» **JOB**: Repeat every record below exactly, but leave out any pictures.

(begin)

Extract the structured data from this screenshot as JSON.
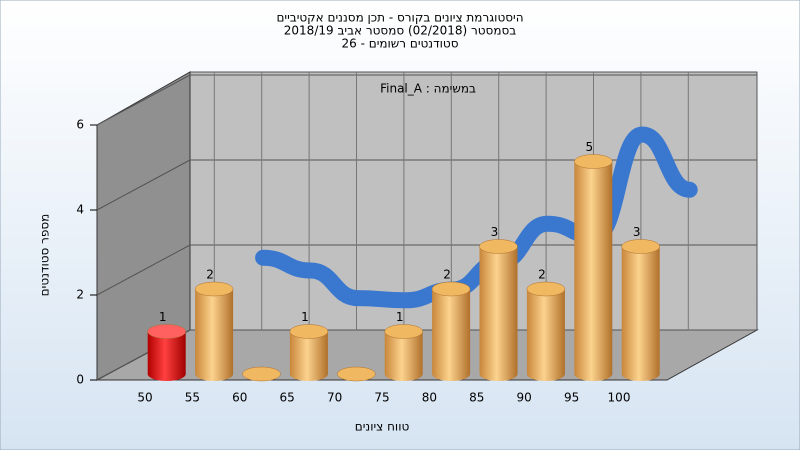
{
  "chart_data": {
    "type": "bar3d",
    "title": "היסטוגרמת ציונים בקורס - תכן מסננים אקטיביים",
    "subtitle": "בסמסטר  (02/2018)  סמסטר אביב 2018/19",
    "subtitle2": "סטודנטים רשומים - 26",
    "annotation": "Final_A : במשימה",
    "y_label": "מספר סטודנטים",
    "x_label": "טווח ציונים",
    "categories": [
      "50",
      "55",
      "60",
      "65",
      "70",
      "75",
      "80",
      "85",
      "90",
      "95",
      "100"
    ],
    "values": [
      1,
      2,
      0,
      1,
      0,
      1,
      2,
      3,
      2,
      5,
      3
    ],
    "colors": [
      "red",
      "orange",
      "orange",
      "orange",
      "orange",
      "orange",
      "orange",
      "orange",
      "orange",
      "orange",
      "orange"
    ],
    "curve": {
      "color": "#3a78d0",
      "values": [
        null,
        1.7,
        1.4,
        0.75,
        0.7,
        0.95,
        1.6,
        2.5,
        2.2,
        4.6,
        3.3
      ]
    },
    "ylim": [
      0,
      6
    ],
    "yticks": [
      0,
      2,
      4,
      6
    ],
    "grid": true
  }
}
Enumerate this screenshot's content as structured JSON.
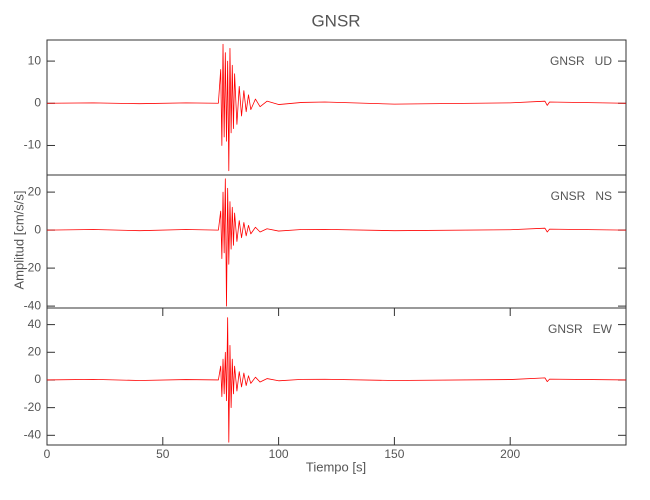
{
  "title": "GNSR",
  "xlabel": "Tiempo [s]",
  "ylabel": "Amplitud [cm/s/s]",
  "chart_data": [
    {
      "type": "line",
      "label": "GNSR   UD",
      "color": "#ff0000",
      "xlim": [
        0,
        250
      ],
      "ylim": [
        -17,
        15
      ],
      "yticks": [
        -10,
        0,
        10
      ],
      "x": [
        0,
        20,
        40,
        60,
        74,
        75,
        75.5,
        76,
        76.5,
        77,
        77.5,
        78,
        78.5,
        79,
        79.5,
        80,
        80.5,
        81,
        82,
        83,
        84,
        85,
        86,
        87,
        88,
        90,
        92,
        95,
        100,
        110,
        120,
        150,
        200,
        215,
        216,
        217,
        250
      ],
      "values": [
        0,
        0.1,
        -0.1,
        0.1,
        0,
        8,
        -10,
        14,
        -8,
        12,
        -9,
        10,
        -16,
        13,
        -7,
        9,
        -6,
        7,
        -5,
        4,
        -3,
        3,
        -2,
        2,
        -1.5,
        1,
        -0.8,
        0.5,
        -0.3,
        0.2,
        0.3,
        -0.2,
        0.1,
        0.5,
        -0.5,
        0.3,
        0
      ]
    },
    {
      "type": "line",
      "label": "GNSR   NS",
      "color": "#ff0000",
      "xlim": [
        0,
        250
      ],
      "ylim": [
        -41,
        29
      ],
      "yticks": [
        -40,
        -20,
        0,
        20
      ],
      "x": [
        0,
        20,
        40,
        60,
        74,
        75,
        75.5,
        76,
        76.5,
        77,
        77.5,
        78,
        78.5,
        79,
        79.5,
        80,
        80.5,
        81,
        82,
        83,
        84,
        85,
        86,
        87,
        88,
        90,
        92,
        95,
        100,
        110,
        120,
        150,
        200,
        215,
        216,
        217,
        250
      ],
      "values": [
        0,
        0.3,
        -0.3,
        0.3,
        0,
        10,
        -15,
        20,
        -12,
        27,
        -40,
        22,
        -18,
        15,
        -10,
        12,
        -8,
        9,
        -6,
        5,
        -4,
        4,
        -3,
        2.5,
        -2,
        1.5,
        -1,
        0.7,
        -0.5,
        0.3,
        0.4,
        -0.3,
        0.2,
        1,
        -1,
        0.5,
        0
      ]
    },
    {
      "type": "line",
      "label": "GNSR   EW",
      "color": "#ff0000",
      "xlim": [
        0,
        250
      ],
      "ylim": [
        -47,
        52
      ],
      "yticks": [
        -40,
        -20,
        0,
        20,
        40
      ],
      "xticks": [
        0,
        50,
        100,
        150,
        200
      ],
      "x": [
        0,
        20,
        40,
        60,
        74,
        75,
        75.5,
        76,
        76.5,
        77,
        77.5,
        78,
        78.5,
        79,
        79.5,
        80,
        80.5,
        81,
        82,
        83,
        84,
        85,
        86,
        87,
        88,
        90,
        92,
        95,
        100,
        110,
        120,
        150,
        200,
        215,
        216,
        217,
        250
      ],
      "values": [
        0,
        0.4,
        -0.4,
        0.3,
        0,
        10,
        -12,
        15,
        -10,
        20,
        -15,
        45,
        -45,
        25,
        -20,
        15,
        -10,
        10,
        -8,
        6,
        -5,
        5,
        -4,
        3,
        -2.5,
        2,
        -1.5,
        1,
        -0.6,
        0.4,
        0.5,
        -0.4,
        0.3,
        1.5,
        -1.2,
        0.6,
        0
      ]
    }
  ]
}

(end)

» **SOLUTION BELOW**:
Extract the structured data from this screenshot as JSON.
{
  "chart_data": {
    "type": "bar3d",
    "title": "היסטוגרמת ציונים בקורס - תכן מסננים אקטיביים",
    "subtitle": "בסמסטר  (02/2018)  סמסטר אביב 2018/19",
    "subtitle2": "סטודנטים רשומים - 26",
    "annotation": "Final_A : במשימה",
    "y_label": "מספר סטודנטים",
    "x_label": "טווח ציונים",
    "categories": [
      "50",
      "55",
      "60",
      "65",
      "70",
      "75",
      "80",
      "85",
      "90",
      "95",
      "100"
    ],
    "values": [
      1,
      2,
      0,
      1,
      0,
      1,
      2,
      3,
      2,
      5,
      3
    ],
    "colors": [
      "red",
      "orange",
      "orange",
      "orange",
      "orange",
      "orange",
      "orange",
      "orange",
      "orange",
      "orange",
      "orange"
    ],
    "curve": {
      "color": "#3a78d0",
      "values": [
        null,
        1.7,
        1.4,
        0.75,
        0.7,
        0.95,
        1.6,
        2.5,
        2.2,
        4.6,
        3.3
      ]
    },
    "ylim": [
      0,
      6
    ],
    "yticks": [
      0,
      2,
      4,
      6
    ],
    "grid": true
  }
}
Enumerate this screenshot's content as structured JSON.
{
  "title": "GNSR",
  "xlabel": "Tiempo [s]",
  "ylabel": "Amplitud [cm/s/s]",
  "chart_data": [
    {
      "type": "line",
      "label": "GNSR   UD",
      "color": "#ff0000",
      "xlim": [
        0,
        250
      ],
      "ylim": [
        -17,
        15
      ],
      "yticks": [
        -10,
        0,
        10
      ],
      "x": [
        0,
        20,
        40,
        60,
        74,
        75,
        75.5,
        76,
        76.5,
        77,
        77.5,
        78,
        78.5,
        79,
        79.5,
        80,
        80.5,
        81,
        82,
        83,
        84,
        85,
        86,
        87,
        88,
        90,
        92,
        95,
        100,
        110,
        120,
        150,
        200,
        215,
        216,
        217,
        250
      ],
      "values": [
        0,
        0.1,
        -0.1,
        0.1,
        0,
        8,
        -10,
        14,
        -8,
        12,
        -9,
        10,
        -16,
        13,
        -7,
        9,
        -6,
        7,
        -5,
        4,
        -3,
        3,
        -2,
        2,
        -1.5,
        1,
        -0.8,
        0.5,
        -0.3,
        0.2,
        0.3,
        -0.2,
        0.1,
        0.5,
        -0.5,
        0.3,
        0
      ]
    },
    {
      "type": "line",
      "label": "GNSR   NS",
      "color": "#ff0000",
      "xlim": [
        0,
        250
      ],
      "ylim": [
        -41,
        29
      ],
      "yticks": [
        -40,
        -20,
        0,
        20
      ],
      "x": [
        0,
        20,
        40,
        60,
        74,
        75,
        75.5,
        76,
        76.5,
        77,
        77.5,
        78,
        78.5,
        79,
        79.5,
        80,
        80.5,
        81,
        82,
        83,
        84,
        85,
        86,
        87,
        88,
        90,
        92,
        95,
        100,
        110,
        120,
        150,
        200,
        215,
        216,
        217,
        250
      ],
      "values": [
        0,
        0.3,
        -0.3,
        0.3,
        0,
        10,
        -15,
        20,
        -12,
        27,
        -40,
        22,
        -18,
        15,
        -10,
        12,
        -8,
        9,
        -6,
        5,
        -4,
        4,
        -3,
        2.5,
        -2,
        1.5,
        -1,
        0.7,
        -0.5,
        0.3,
        0.4,
        -0.3,
        0.2,
        1,
        -1,
        0.5,
        0
      ]
    },
    {
      "type": "line",
      "label": "GNSR   EW",
      "color": "#ff0000",
      "xlim": [
        0,
        250
      ],
      "ylim": [
        -47,
        52
      ],
      "yticks": [
        -40,
        -20,
        0,
        20,
        40
      ],
      "xticks": [
        0,
        50,
        100,
        150,
        200
      ],
      "x": [
        0,
        20,
        40,
        60,
        74,
        75,
        75.5,
        76,
        76.5,
        77,
        77.5,
        78,
        78.5,
        79,
        79.5,
        80,
        80.5,
        81,
        82,
        83,
        84,
        85,
        86,
        87,
        88,
        90,
        92,
        95,
        100,
        110,
        120,
        150,
        200,
        215,
        216,
        217,
        250
      ],
      "values": [
        0,
        0.4,
        -0.4,
        0.3,
        0,
        10,
        -12,
        15,
        -10,
        20,
        -15,
        45,
        -45,
        25,
        -20,
        15,
        -10,
        10,
        -8,
        6,
        -5,
        5,
        -4,
        3,
        -2.5,
        2,
        -1.5,
        1,
        -0.6,
        0.4,
        0.5,
        -0.4,
        0.3,
        1.5,
        -1.2,
        0.6,
        0
      ]
    }
  ]
}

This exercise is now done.